▶ [Task description]: Return the full forum post asking for guidance on classical music, word for word.

▶ [Page]:
···

# Seeking Classical Guidance!



## Marsh (Jul 31, 2007)

Hello There,

New to the forum, discovered it on a search via google. - Please, be gentle! 

I have a fairly odd request that I'm hoping I could receive some help with here.

I'm far from knowledgeable when it comes to classical music, but I've found a few pieces I've really appreciated over time, generally the "commercially known" sort of material. 

I've been trying to discover more lately and as someone who lacks experience with this, I am finding it fairly dificult to accomplish this. The attempts I've made have turned out to be music that I just haven't really been very fond of (thats not to say I can't appreciate its excellence of course)...I'm hoping I could get a little a guidance here.

···

▶ [Supplied data]:
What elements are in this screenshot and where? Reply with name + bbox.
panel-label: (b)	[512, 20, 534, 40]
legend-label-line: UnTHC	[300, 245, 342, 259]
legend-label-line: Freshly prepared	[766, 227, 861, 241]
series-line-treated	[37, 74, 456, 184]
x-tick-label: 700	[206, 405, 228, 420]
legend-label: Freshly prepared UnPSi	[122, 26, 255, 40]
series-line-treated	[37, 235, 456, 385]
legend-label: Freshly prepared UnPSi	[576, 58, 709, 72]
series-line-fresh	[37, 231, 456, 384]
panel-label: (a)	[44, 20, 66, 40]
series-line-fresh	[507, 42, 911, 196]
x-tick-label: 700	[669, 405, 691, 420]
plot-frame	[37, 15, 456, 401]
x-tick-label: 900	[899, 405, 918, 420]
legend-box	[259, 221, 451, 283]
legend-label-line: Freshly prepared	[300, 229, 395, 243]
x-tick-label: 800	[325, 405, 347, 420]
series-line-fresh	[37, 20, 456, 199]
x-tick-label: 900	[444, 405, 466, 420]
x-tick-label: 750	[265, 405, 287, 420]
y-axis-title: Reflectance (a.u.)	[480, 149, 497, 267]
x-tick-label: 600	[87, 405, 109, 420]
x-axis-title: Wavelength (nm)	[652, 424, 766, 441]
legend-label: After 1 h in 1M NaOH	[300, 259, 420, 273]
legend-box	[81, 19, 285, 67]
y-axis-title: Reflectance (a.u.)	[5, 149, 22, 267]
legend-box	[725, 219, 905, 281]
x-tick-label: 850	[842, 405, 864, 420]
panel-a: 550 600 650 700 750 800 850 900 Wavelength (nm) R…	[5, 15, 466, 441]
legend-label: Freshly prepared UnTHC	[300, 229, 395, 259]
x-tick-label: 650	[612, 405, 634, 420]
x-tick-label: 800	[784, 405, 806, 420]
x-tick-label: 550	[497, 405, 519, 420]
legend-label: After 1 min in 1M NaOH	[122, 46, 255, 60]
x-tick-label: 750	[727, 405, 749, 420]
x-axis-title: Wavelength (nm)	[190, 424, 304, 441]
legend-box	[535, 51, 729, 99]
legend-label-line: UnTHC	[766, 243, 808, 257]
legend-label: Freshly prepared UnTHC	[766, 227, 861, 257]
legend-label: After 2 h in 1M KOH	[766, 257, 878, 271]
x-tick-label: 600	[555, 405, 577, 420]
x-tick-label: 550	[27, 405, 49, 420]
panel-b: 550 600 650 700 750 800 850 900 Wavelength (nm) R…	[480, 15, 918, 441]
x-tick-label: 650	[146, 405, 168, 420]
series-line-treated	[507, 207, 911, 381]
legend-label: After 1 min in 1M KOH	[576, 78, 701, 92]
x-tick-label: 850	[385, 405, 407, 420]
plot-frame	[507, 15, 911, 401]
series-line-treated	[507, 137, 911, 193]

···

▶ [Final answer]:
# Seeking Classical Guidance!



## Marsh (Jul 31, 2007)

Hello There,

New to the forum, discovered it on a search via google. - Please, be gentle! 

I have a fairly odd request that I'm hoping I could receive some help with here.

I'm far from knowledgeable when it comes to classical music, but I've found a few pieces I've really appreciated over time, generally the "commercially known" sort of material. 

I've been trying to discover more lately and as someone who lacks experience with this, I am finding it fairly dificult to accomplish this. The attempts I've made have turned out to be music that I just haven't really been very fond of (thats not to say I can't appreciate its excellence of course)...I'm hoping I could get a little a guidance here.